TASK DIRECTIONS: Every line below that holds the string "Sengwarden" should be copied out.

[Document content entries]
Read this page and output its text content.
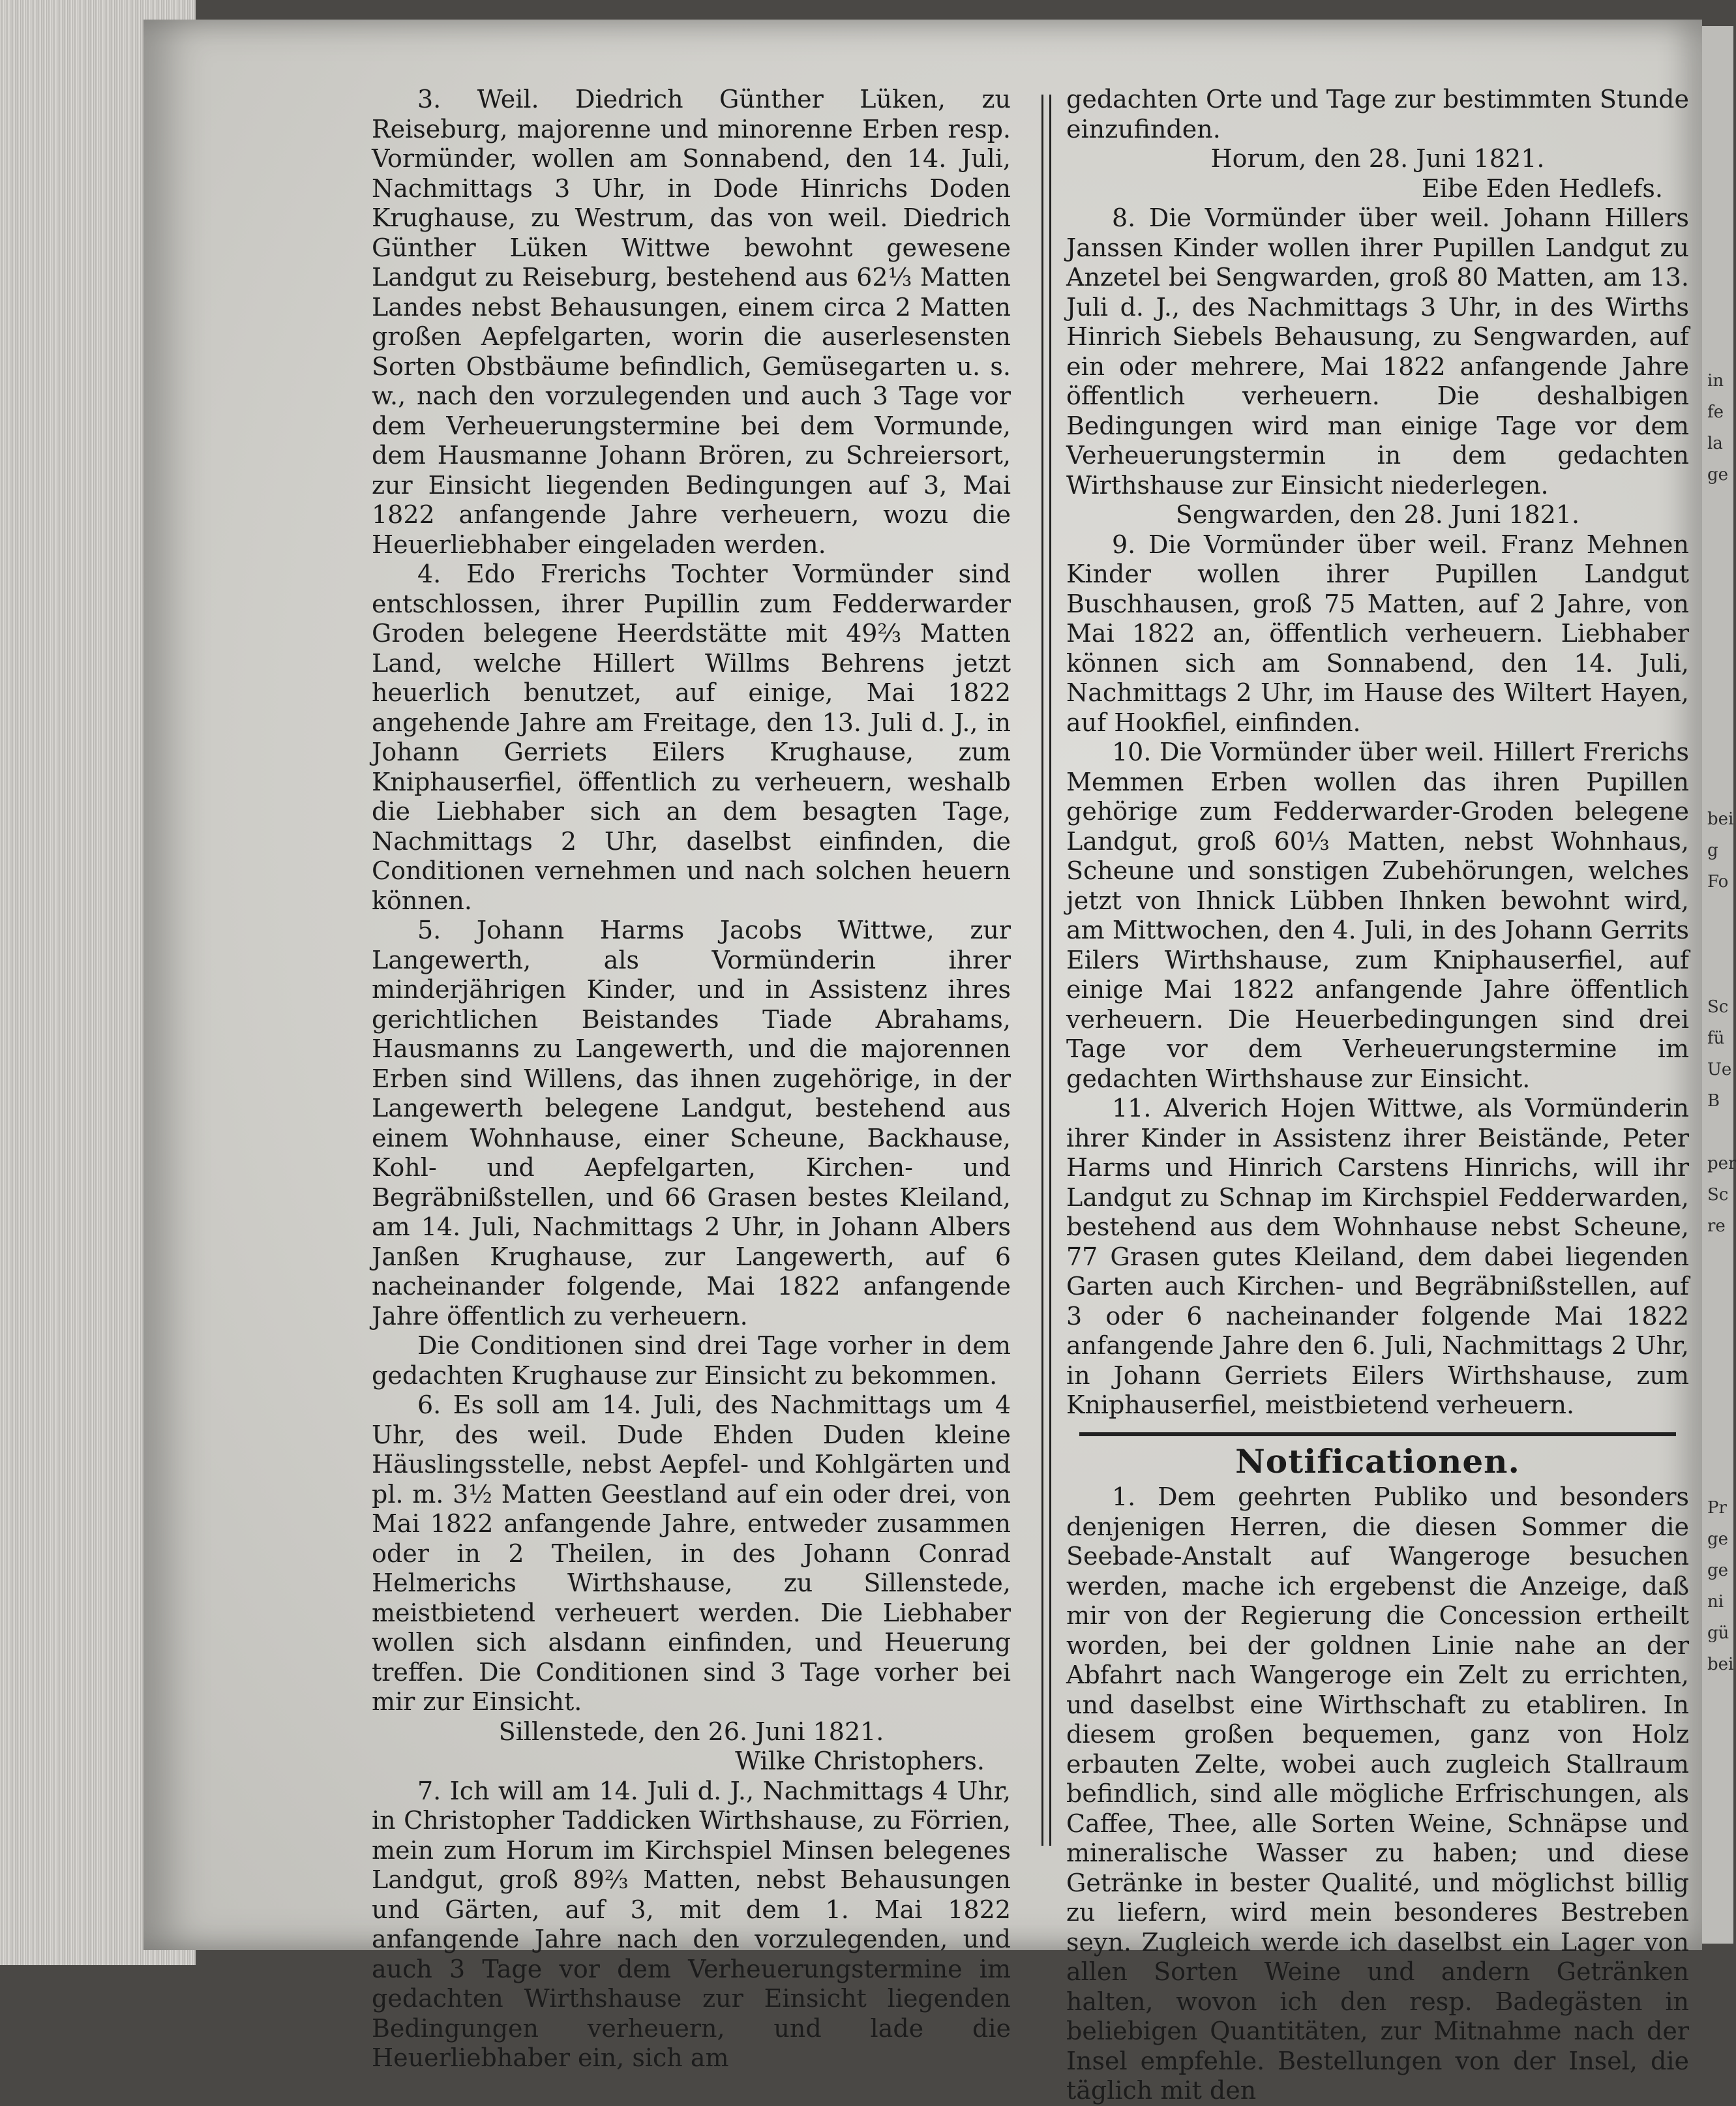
3. Weil. Diedrich Günther Lüken, zu Reiseburg, majorenne und minorenne Erben resp. Vormünder, wollen am Sonnabend, den 14. Juli, Nachmittags 3 Uhr, in Dode Hinrichs Doden Krughause, zu Westrum, das von weil. Diedrich Günther Lüken Wittwe bewohnt gewesene Landgut zu Reiseburg, bestehend aus 62⅓ Matten Landes nebst Behausungen, einem circa 2 Matten großen Aepfelgarten, worin die auserlesensten Sorten Obstbäume befindlich, Gemüsegarten u. s. w., nach den vorzulegenden und auch 3 Tage vor dem Verheuerungstermine bei dem Vormunde, dem Hausmanne Johann Brören, zu Schreiersort, zur Einsicht liegenden Bedingungen auf 3, Mai 1822 anfangende Jahre verheuern, wozu die Heuerliebhaber eingeladen werden.

4. Edo Frerichs Tochter Vormünder sind entschlossen, ihrer Pupillin zum Fedderwarder Groden belegene Heerdstätte mit 49⅔ Matten Land, welche Hillert Willms Behrens jetzt heuerlich benutzet, auf einige, Mai 1822 angehende Jahre am Freitage, den 13. Juli d. J., in Johann Gerriets Eilers Krughause, zum Kniphauserfiel, öffentlich zu verheuern, weshalb die Liebhaber sich an dem besagten Tage, Nachmittags 2 Uhr, daselbst einfinden, die Conditionen vernehmen und nach solchen heuern können.

5. Johann Harms Jacobs Wittwe, zur Langewerth, als Vormünderin ihrer minderjährigen Kinder, und in Assistenz ihres gerichtlichen Beistandes Tiade Abrahams, Hausmanns zu Langewerth, und die majorennen Erben sind Willens, das ihnen zugehörige, in der Langewerth belegene Landgut, bestehend aus einem Wohnhause, einer Scheune, Backhause, Kohl- und Aepfelgarten, Kirchen- und Begräbnißstellen, und 66 Grasen bestes Kleiland, am 14. Juli, Nachmittags 2 Uhr, in Johann Albers Janßen Krughause, zur Langewerth, auf 6 nacheinander folgende, Mai 1822 anfangende Jahre öffentlich zu verheuern.

Die Conditionen sind drei Tage vorher in dem gedachten Krughause zur Einsicht zu bekommen.

6. Es soll am 14. Juli, des Nachmittags um 4 Uhr, des weil. Dude Ehden Duden kleine Häuslingsstelle, nebst Aepfel- und Kohlgärten und pl. m. 3½ Matten Geestland auf ein oder drei, von Mai 1822 anfangende Jahre, entweder zusammen oder in 2 Theilen, in des Johann Conrad Helmerichs Wirthshause, zu Sillenstede, meistbietend verheuert werden. Die Liebhaber wollen sich alsdann einfinden, und Heuerung treffen. Die Conditionen sind 3 Tage vorher bei mir zur Einsicht.

Sillenstede, den 26. Juni 1821.

Wilke Christophers.

7. Ich will am 14. Juli d. J., Nachmittags 4 Uhr, in Christopher Taddicken Wirthshause, zu Förrien, mein zum Horum im Kirchspiel Minsen belegenes Landgut, groß 89⅔ Matten, nebst Behausungen und Gärten, auf 3, mit dem 1. Mai 1822 anfangende Jahre nach den vorzulegenden, und auch 3 Tage vor dem Verheuerungstermine im gedachten Wirthshause zur Einsicht liegenden Bedingungen verheuern, und lade die Heuerliebhaber ein, sich am

gedachten Orte und Tage zur bestimmten Stunde einzufinden.

Horum, den 28. Juni 1821.

Eibe Eden Hedlefs.

8. Die Vormünder über weil. Johann Hillers Janssen Kinder wollen ihrer Pupillen Landgut zu Anzetel bei Sengwarden, groß 80 Matten, am 13. Juli d. J., des Nachmittags 3 Uhr, in des Wirths Hinrich Siebels Behausung, zu Sengwarden, auf ein oder mehrere, Mai 1822 anfangende Jahre öffentlich verheuern. Die deshalbigen Bedingungen wird man einige Tage vor dem Verheuerungstermin in dem gedachten Wirthshause zur Einsicht niederlegen.

Sengwarden, den 28. Juni 1821.

9. Die Vormünder über weil. Franz Mehnen Kinder wollen ihrer Pupillen Landgut Buschhausen, groß 75 Matten, auf 2 Jahre, von Mai 1822 an, öffentlich verheuern. Liebhaber können sich am Sonnabend, den 14. Juli, Nachmittags 2 Uhr, im Hause des Wiltert Hayen, auf Hookfiel, einfinden.

10. Die Vormünder über weil. Hillert Frerichs Memmen Erben wollen das ihren Pupillen gehörige zum Fedderwarder-Groden belegene Landgut, groß 60⅓ Matten, nebst Wohnhaus, Scheune und sonstigen Zubehörungen, welches jetzt von Ihnick Lübben Ihnken bewohnt wird, am Mittwochen, den 4. Juli, in des Johann Gerrits Eilers Wirthshause, zum Kniphauserfiel, auf einige Mai 1822 anfangende Jahre öffentlich verheuern. Die Heuerbedingungen sind drei Tage vor dem Verheuerungstermine im gedachten Wirthshause zur Einsicht.

11. Alverich Hojen Wittwe, als Vormünderin ihrer Kinder in Assistenz ihrer Beistände, Peter Harms und Hinrich Carstens Hinrichs, will ihr Landgut zu Schnap im Kirchspiel Fedderwarden, bestehend aus dem Wohnhause nebst Scheune, 77 Grasen gutes Kleiland, dem dabei liegenden Garten auch Kirchen- und Begräbnißstellen, auf 3 oder 6 nacheinander folgende Mai 1822 anfangende Jahre den 6. Juli, Nachmittags 2 Uhr, in Johann Gerriets Eilers Wirthshause, zum Kniphauserfiel, meistbietend verheuern.

Notificationen.

1. Dem geehrten Publiko und besonders denjenigen Herren, die diesen Sommer die Seebade-Anstalt auf Wangeroge besuchen werden, mache ich ergebenst die Anzeige, daß mir von der Regierung die Concession ertheilt worden, bei der goldnen Linie nahe an der Abfahrt nach Wangeroge ein Zelt zu errichten, und daselbst eine Wirthschaft zu etabliren. In diesem großen bequemen, ganz von Holz erbauten Zelte, wobei auch zugleich Stallraum befindlich, sind alle mögliche Erfrischungen, als Caffee, Thee, alle Sorten Weine, Schnäpse und mineralische Wasser zu haben; und diese Getränke in bester Qualité, und möglichst billig zu liefern, wird mein besonderes Bestreben seyn. Zugleich werde ich daselbst ein Lager von allen Sorten Weine und andern Getränken halten, wovon ich den resp. Badegästen in beliebigen Quantitäten, zur Mitnahme nach der Insel empfehle. Bestellungen von der Insel, die täglich mit den

in
fe
la
ge
bei
g
Fo
Sc
fü
Ue
B
per
Sc
re
Pr
ge
ge
ni
gü
bei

YOUR RESPONSE:
8. Die Vormünder über weil. Johann Hillers Janssen Kinder wollen ihrer Pupillen Landgut zu Anzetel bei Sengwarden, groß 80 Matten, am 13. Juli d. J., des Nachmittags 3 Uhr, in des Wirths Hinrich Siebels Behausung, zu Sengwarden, auf ein oder mehrere, Mai 1822 anfangende Jahre öffentlich verheuern. Die deshalbigen Bedingungen wird man einige Tage vor dem Verheuerungstermin in dem gedachten Wirthshause zur Einsicht niederlegen.
Sengwarden, den 28. Juni 1821.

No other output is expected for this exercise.